======== RECORDS FOR THIS TASK ========

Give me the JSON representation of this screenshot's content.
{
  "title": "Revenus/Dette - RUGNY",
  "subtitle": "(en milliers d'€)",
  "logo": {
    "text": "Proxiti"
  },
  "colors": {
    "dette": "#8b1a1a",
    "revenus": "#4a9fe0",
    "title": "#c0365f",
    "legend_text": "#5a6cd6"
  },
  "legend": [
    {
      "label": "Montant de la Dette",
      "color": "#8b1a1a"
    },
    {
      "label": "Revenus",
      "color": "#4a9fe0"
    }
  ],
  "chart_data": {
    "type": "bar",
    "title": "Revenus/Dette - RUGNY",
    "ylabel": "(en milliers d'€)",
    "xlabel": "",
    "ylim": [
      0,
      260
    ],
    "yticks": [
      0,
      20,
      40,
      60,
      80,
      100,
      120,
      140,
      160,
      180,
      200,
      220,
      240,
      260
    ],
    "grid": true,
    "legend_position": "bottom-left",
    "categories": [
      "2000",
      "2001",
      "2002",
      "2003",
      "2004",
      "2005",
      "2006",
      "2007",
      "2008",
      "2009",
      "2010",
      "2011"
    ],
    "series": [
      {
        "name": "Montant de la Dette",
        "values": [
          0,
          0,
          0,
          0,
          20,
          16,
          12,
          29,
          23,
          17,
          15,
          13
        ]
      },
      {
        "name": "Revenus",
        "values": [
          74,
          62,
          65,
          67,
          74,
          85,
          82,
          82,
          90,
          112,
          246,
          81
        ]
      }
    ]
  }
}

========

Every record above should be output exactly.

§ **EXERCISE RESULT**:
Give me the JSON representation of this screenshot's content.
{
  "title": "Revenus/Dette - RUGNY",
  "subtitle": "(en milliers d'€)",
  "logo": {
    "text": "Proxiti"
  },
  "colors": {
    "dette": "#8b1a1a",
    "revenus": "#4a9fe0",
    "title": "#c0365f",
    "legend_text": "#5a6cd6"
  },
  "legend": [
    {
      "label": "Montant de la Dette",
      "color": "#8b1a1a"
    },
    {
      "label": "Revenus",
      "color": "#4a9fe0"
    }
  ],
  "chart_data": {
    "type": "bar",
    "title": "Revenus/Dette - RUGNY",
    "ylabel": "(en milliers d'€)",
    "xlabel": "",
    "ylim": [
      0,
      260
    ],
    "yticks": [
      0,
      20,
      40,
      60,
      80,
      100,
      120,
      140,
      160,
      180,
      200,
      220,
      240,
      260
    ],
    "grid": true,
    "legend_position": "bottom-left",
    "categories": [
      "2000",
      "2001",
      "2002",
      "2003",
      "2004",
      "2005",
      "2006",
      "2007",
      "2008",
      "2009",
      "2010",
      "2011"
    ],
    "series": [
      {
        "name": "Montant de la Dette",
        "values": [
          0,
          0,
          0,
          0,
          20,
          16,
          12,
          29,
          23,
          17,
          15,
          13
        ]
      },
      {
        "name": "Revenus",
        "values": [
          74,
          62,
          65,
          67,
          74,
          85,
          82,
          82,
          90,
          112,
          246,
          81
        ]
      }
    ]
  }
}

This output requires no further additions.